# To be done:
Copy out the data below verbatim.

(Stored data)
———
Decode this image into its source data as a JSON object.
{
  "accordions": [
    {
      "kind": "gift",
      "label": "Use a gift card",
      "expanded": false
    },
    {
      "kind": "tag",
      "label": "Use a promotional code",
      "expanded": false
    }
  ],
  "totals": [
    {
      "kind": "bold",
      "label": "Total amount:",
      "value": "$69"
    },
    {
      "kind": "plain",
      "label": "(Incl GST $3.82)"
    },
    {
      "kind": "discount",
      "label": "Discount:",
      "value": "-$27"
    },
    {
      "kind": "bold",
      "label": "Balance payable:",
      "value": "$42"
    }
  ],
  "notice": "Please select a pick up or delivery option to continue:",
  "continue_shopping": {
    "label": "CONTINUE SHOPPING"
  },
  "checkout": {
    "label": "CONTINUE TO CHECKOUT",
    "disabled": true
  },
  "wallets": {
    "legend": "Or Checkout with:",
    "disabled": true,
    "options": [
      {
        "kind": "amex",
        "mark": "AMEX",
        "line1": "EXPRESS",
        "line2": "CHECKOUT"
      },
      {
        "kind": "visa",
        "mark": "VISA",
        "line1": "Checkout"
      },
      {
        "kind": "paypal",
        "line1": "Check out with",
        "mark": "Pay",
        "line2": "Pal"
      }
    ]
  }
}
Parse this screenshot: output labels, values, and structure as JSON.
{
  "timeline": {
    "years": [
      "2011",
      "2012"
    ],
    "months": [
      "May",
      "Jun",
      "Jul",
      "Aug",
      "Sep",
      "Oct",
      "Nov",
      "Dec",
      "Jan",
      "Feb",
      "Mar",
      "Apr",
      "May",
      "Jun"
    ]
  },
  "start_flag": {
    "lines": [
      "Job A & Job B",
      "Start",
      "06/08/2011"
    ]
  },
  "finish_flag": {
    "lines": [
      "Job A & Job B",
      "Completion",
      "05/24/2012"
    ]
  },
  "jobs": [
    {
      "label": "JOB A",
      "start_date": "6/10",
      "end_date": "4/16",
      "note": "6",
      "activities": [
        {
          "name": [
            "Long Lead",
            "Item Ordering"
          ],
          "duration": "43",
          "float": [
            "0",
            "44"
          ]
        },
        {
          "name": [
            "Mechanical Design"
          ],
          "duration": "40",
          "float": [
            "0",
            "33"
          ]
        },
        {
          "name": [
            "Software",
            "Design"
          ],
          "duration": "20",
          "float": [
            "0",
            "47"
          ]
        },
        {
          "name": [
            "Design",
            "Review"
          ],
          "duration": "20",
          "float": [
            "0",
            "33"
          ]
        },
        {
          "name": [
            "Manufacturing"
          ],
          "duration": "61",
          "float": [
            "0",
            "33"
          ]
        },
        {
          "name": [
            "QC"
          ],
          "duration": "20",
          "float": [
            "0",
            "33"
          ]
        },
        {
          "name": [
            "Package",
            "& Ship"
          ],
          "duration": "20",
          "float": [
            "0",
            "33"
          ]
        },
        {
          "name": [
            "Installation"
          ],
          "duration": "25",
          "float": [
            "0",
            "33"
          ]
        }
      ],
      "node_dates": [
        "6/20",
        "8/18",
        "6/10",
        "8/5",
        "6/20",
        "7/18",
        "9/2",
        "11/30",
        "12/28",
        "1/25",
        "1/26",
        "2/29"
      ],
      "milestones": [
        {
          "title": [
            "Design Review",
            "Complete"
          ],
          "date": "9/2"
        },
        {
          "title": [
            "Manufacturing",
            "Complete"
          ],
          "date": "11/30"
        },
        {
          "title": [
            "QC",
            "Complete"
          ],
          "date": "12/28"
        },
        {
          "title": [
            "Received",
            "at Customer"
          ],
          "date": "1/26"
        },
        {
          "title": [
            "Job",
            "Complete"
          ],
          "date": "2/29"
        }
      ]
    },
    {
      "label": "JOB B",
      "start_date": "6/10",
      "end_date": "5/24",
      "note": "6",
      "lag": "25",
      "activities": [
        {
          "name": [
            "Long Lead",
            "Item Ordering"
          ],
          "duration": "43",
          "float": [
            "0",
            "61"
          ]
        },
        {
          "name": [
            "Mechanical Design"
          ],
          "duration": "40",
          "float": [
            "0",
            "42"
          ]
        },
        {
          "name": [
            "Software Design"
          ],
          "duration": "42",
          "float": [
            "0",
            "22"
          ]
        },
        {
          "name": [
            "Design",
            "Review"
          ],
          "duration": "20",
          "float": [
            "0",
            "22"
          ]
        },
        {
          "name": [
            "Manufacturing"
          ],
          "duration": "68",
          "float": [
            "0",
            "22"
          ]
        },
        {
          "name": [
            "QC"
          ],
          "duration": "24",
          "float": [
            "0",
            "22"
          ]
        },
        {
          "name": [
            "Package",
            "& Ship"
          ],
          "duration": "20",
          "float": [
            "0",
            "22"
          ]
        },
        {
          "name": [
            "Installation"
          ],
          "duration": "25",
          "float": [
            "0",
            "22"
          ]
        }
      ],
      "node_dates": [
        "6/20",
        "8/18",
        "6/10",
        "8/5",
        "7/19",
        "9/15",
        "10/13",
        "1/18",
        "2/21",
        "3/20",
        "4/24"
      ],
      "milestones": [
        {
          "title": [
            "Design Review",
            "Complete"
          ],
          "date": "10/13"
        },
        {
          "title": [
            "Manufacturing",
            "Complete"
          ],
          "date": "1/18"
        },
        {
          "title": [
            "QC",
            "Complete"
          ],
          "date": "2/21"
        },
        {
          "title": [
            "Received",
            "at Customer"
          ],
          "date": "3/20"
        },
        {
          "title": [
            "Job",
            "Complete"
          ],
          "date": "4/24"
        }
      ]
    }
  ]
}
———
# Output for this exercise:
Decode this image into its source data as a JSON object.
{
  "accordions": [
    {
      "kind": "gift",
      "label": "Use a gift card",
      "expanded": false
    },
    {
      "kind": "tag",
      "label": "Use a promotional code",
      "expanded": false
    }
  ],
  "totals": [
    {
      "kind": "bold",
      "label": "Total amount:",
      "value": "$69"
    },
    {
      "kind": "plain",
      "label": "(Incl GST $3.82)"
    },
    {
      "kind": "discount",
      "label": "Discount:",
      "value": "-$27"
    },
    {
      "kind": "bold",
      "label": "Balance payable:",
      "value": "$42"
    }
  ],
  "notice": "Please select a pick up or delivery option to continue:",
  "continue_shopping": {
    "label": "CONTINUE SHOPPING"
  },
  "checkout": {
    "label": "CONTINUE TO CHECKOUT",
    "disabled": true
  },
  "wallets": {
    "legend": "Or Checkout with:",
    "disabled": true,
    "options": [
      {
        "kind": "amex",
        "mark": "AMEX",
        "line1": "EXPRESS",
        "line2": "CHECKOUT"
      },
      {
        "kind": "visa",
        "mark": "VISA",
        "line1": "Checkout"
      },
      {
        "kind": "paypal",
        "line1": "Check out with",
        "mark": "Pay",
        "line2": "Pal"
      }
    ]
  }
}
Parse this screenshot: output labels, values, and structure as JSON.
{
  "timeline": {
    "years": [
      "2011",
      "2012"
    ],
    "months": [
      "May",
      "Jun",
      "Jul",
      "Aug",
      "Sep",
      "Oct",
      "Nov",
      "Dec",
      "Jan",
      "Feb",
      "Mar",
      "Apr",
      "May",
      "Jun"
    ]
  },
  "start_flag": {
    "lines": [
      "Job A & Job B",
      "Start",
      "06/08/2011"
    ]
  },
  "finish_flag": {
    "lines": [
      "Job A & Job B",
      "Completion",
      "05/24/2012"
    ]
  },
  "jobs": [
    {
      "label": "JOB A",
      "start_date": "6/10",
      "end_date": "4/16",
      "note": "6",
      "activities": [
        {
          "name": [
            "Long Lead",
            "Item Ordering"
          ],
          "duration": "43",
          "float": [
            "0",
            "44"
          ]
        },
        {
          "name": [
            "Mechanical Design"
          ],
          "duration": "40",
          "float": [
            "0",
            "33"
          ]
        },
        {
          "name": [
            "Software",
            "Design"
          ],
          "duration": "20",
          "float": [
            "0",
            "47"
          ]
        },
        {
          "name": [
            "Design",
            "Review"
          ],
          "duration": "20",
          "float": [
            "0",
            "33"
          ]
        },
        {
          "name": [
            "Manufacturing"
          ],
          "duration": "61",
          "float": [
            "0",
            "33"
          ]
        },
        {
          "name": [
            "QC"
          ],
          "duration": "20",
          "float": [
            "0",
            "33"
          ]
        },
        {
          "name": [
            "Package",
            "& Ship"
          ],
          "duration": "20",
          "float": [
            "0",
            "33"
          ]
        },
        {
          "name": [
            "Installation"
          ],
          "duration": "25",
          "float": [
            "0",
            "33"
          ]
        }
      ],
      "node_dates": [
        "6/20",
        "8/18",
        "6/10",
        "8/5",
        "6/20",
        "7/18",
        "9/2",
        "11/30",
        "12/28",
        "1/25",
        "1/26",
        "2/29"
      ],
      "milestones": [
        {
          "title": [
            "Design Review",
            "Complete"
          ],
          "date": "9/2"
        },
        {
          "title": [
            "Manufacturing",
            "Complete"
          ],
          "date": "11/30"
        },
        {
          "title": [
            "QC",
            "Complete"
          ],
          "date": "12/28"
        },
        {
          "title": [
            "Received",
            "at Customer"
          ],
          "date": "1/26"
        },
        {
          "title": [
            "Job",
            "Complete"
          ],
          "date": "2/29"
        }
      ]
    },
    {
      "label": "JOB B",
      "start_date": "6/10",
      "end_date": "5/24",
      "note": "6",
      "lag": "25",
      "activities": [
        {
          "name": [
            "Long Lead",
            "Item Ordering"
          ],
          "duration": "43",
          "float": [
            "0",
            "61"
          ]
        },
        {
          "name": [
            "Mechanical Design"
          ],
          "duration": "40",
          "float": [
            "0",
            "42"
          ]
        },
        {
          "name": [
            "Software Design"
          ],
          "duration": "42",
          "float": [
            "0",
            "22"
          ]
        },
        {
          "name": [
            "Design",
            "Review"
          ],
          "duration": "20",
          "float": [
            "0",
            "22"
          ]
        },
        {
          "name": [
            "Manufacturing"
          ],
          "duration": "68",
          "float": [
            "0",
            "22"
          ]
        },
        {
          "name": [
            "QC"
          ],
          "duration": "24",
          "float": [
            "0",
            "22"
          ]
        },
        {
          "name": [
            "Package",
            "& Ship"
          ],
          "duration": "20",
          "float": [
            "0",
            "22"
          ]
        },
        {
          "name": [
            "Installation"
          ],
          "duration": "25",
          "float": [
            "0",
            "22"
          ]
        }
      ],
      "node_dates": [
        "6/20",
        "8/18",
        "6/10",
        "8/5",
        "7/19",
        "9/15",
        "10/13",
        "1/18",
        "2/21",
        "3/20",
        "4/24"
      ],
      "milestones": [
        {
          "title": [
            "Design Review",
            "Complete"
          ],
          "date": "10/13"
        },
        {
          "title": [
            "Manufacturing",
            "Complete"
          ],
          "date": "1/18"
        },
        {
          "title": [
            "QC",
            "Complete"
          ],
          "date": "2/21"
        },
        {
          "title": [
            "Received",
            "at Customer"
          ],
          "date": "3/20"
        },
        {
          "title": [
            "Job",
            "Complete"
          ],
          "date": "4/24"
        }
      ]
    }
  ]
}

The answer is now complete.